Records from a data collection:
==*==
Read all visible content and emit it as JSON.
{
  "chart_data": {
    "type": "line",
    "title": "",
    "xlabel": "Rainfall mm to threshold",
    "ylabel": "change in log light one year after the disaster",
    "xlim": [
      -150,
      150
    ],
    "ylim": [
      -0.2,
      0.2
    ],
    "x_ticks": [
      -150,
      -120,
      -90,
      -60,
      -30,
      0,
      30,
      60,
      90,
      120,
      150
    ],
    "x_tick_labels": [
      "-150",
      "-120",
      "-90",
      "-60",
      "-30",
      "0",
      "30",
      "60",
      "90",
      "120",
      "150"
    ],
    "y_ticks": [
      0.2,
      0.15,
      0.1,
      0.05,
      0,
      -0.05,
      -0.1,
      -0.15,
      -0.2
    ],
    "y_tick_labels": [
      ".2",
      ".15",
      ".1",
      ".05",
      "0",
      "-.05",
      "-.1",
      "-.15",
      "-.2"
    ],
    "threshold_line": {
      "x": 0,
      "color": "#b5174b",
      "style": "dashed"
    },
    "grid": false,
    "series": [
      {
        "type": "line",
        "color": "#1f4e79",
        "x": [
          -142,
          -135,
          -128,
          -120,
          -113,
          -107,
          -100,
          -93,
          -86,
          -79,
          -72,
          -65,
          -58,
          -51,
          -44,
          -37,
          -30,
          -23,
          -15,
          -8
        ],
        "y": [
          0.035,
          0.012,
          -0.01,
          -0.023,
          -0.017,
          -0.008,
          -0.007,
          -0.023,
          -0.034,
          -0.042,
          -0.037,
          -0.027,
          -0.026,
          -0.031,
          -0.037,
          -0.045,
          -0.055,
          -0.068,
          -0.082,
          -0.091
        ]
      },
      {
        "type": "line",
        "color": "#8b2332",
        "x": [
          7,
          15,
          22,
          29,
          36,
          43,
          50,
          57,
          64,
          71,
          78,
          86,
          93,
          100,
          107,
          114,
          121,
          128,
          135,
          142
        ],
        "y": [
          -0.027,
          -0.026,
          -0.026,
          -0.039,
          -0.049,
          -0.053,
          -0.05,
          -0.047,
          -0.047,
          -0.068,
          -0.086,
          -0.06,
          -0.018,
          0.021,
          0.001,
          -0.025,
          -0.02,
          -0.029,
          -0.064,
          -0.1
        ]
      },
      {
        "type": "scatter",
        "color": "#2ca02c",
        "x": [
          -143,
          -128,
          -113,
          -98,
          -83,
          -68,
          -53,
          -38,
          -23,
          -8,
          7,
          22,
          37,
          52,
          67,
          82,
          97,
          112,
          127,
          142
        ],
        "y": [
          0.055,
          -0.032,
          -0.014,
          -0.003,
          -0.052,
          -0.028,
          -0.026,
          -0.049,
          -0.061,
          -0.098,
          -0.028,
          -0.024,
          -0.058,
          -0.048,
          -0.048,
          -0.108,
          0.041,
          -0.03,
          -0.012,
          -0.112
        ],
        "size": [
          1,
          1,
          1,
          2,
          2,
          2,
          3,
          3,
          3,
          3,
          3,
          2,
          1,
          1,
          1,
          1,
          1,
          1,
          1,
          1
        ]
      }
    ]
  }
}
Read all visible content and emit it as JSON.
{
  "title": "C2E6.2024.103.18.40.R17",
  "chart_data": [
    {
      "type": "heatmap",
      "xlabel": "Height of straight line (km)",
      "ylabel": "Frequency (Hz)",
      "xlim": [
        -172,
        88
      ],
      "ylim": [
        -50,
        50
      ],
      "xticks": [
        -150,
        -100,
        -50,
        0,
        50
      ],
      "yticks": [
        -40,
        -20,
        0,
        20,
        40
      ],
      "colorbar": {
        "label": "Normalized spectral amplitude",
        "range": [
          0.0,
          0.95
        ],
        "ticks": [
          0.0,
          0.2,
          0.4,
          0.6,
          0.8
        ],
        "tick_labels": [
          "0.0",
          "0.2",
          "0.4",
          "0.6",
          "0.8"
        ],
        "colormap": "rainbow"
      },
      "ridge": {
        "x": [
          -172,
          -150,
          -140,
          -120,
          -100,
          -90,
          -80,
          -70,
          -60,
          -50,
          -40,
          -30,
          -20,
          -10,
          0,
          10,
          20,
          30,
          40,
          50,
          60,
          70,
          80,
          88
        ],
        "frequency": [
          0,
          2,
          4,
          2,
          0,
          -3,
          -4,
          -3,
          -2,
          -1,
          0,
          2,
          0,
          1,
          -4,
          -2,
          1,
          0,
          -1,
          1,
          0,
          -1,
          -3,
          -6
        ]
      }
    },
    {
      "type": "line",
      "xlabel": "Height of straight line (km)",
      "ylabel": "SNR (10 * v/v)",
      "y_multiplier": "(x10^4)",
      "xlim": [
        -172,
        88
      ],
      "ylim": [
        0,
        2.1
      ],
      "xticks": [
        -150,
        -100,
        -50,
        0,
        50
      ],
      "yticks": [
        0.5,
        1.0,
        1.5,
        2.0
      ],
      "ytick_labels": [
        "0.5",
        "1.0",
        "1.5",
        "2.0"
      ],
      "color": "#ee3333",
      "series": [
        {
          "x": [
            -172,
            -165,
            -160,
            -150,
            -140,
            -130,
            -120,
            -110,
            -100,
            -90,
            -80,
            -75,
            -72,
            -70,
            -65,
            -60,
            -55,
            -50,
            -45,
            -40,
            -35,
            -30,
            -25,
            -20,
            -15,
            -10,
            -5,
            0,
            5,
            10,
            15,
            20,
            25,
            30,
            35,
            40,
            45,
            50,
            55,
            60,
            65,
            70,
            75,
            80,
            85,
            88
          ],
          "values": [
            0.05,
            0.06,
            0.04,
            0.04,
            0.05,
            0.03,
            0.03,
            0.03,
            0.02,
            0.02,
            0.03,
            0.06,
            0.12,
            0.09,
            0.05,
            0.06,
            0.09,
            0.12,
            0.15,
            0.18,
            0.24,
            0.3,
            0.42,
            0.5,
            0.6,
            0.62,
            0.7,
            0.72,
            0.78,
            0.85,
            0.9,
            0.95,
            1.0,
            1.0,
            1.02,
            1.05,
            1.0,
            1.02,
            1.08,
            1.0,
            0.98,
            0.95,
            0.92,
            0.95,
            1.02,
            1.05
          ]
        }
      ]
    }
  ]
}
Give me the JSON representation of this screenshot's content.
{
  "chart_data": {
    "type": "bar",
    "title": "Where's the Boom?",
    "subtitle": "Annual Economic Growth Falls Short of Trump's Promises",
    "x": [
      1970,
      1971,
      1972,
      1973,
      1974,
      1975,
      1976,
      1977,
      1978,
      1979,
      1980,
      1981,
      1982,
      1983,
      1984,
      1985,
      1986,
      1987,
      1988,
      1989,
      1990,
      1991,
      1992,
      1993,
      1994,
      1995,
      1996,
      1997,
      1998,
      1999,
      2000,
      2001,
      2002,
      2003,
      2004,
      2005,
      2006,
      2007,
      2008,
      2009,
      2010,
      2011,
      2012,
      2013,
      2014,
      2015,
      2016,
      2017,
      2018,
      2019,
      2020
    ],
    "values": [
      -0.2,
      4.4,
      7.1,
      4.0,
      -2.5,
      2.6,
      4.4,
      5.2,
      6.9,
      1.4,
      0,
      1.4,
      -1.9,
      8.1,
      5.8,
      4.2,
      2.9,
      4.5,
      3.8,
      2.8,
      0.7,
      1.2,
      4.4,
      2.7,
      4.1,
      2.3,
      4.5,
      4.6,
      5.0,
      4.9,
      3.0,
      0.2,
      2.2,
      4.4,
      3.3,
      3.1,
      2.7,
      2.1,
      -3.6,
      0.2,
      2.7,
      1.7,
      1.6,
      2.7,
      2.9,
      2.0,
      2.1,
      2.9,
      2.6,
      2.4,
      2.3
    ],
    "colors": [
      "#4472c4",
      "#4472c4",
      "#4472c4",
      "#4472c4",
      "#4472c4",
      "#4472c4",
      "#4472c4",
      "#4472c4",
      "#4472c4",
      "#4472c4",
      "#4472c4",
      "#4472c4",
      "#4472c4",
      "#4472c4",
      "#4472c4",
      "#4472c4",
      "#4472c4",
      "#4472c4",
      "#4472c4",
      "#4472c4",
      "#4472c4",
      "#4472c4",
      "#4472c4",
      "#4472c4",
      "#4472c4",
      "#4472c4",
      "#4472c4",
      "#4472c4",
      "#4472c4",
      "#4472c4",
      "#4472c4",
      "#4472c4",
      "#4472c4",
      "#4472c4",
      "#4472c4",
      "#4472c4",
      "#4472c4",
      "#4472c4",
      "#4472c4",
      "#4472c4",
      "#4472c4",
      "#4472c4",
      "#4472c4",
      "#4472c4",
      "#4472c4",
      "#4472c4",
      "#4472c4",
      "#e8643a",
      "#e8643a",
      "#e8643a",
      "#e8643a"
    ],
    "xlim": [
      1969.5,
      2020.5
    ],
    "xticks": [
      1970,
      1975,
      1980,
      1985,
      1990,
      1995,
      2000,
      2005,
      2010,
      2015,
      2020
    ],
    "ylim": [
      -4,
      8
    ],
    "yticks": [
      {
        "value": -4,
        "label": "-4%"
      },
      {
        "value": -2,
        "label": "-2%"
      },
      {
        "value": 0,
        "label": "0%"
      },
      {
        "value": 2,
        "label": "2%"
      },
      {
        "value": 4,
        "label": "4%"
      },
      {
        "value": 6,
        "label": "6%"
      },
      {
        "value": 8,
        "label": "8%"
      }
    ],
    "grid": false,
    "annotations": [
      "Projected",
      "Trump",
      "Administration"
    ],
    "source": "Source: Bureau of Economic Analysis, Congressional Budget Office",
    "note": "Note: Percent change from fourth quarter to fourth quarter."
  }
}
==*==
WRITTEN EXERCISE: Report all lines of the data that include the word "Trump".

TASK OUTPUT:
    "subtitle": "Annual Economic Growth Falls Short of Trump's Promises",
      "Trump",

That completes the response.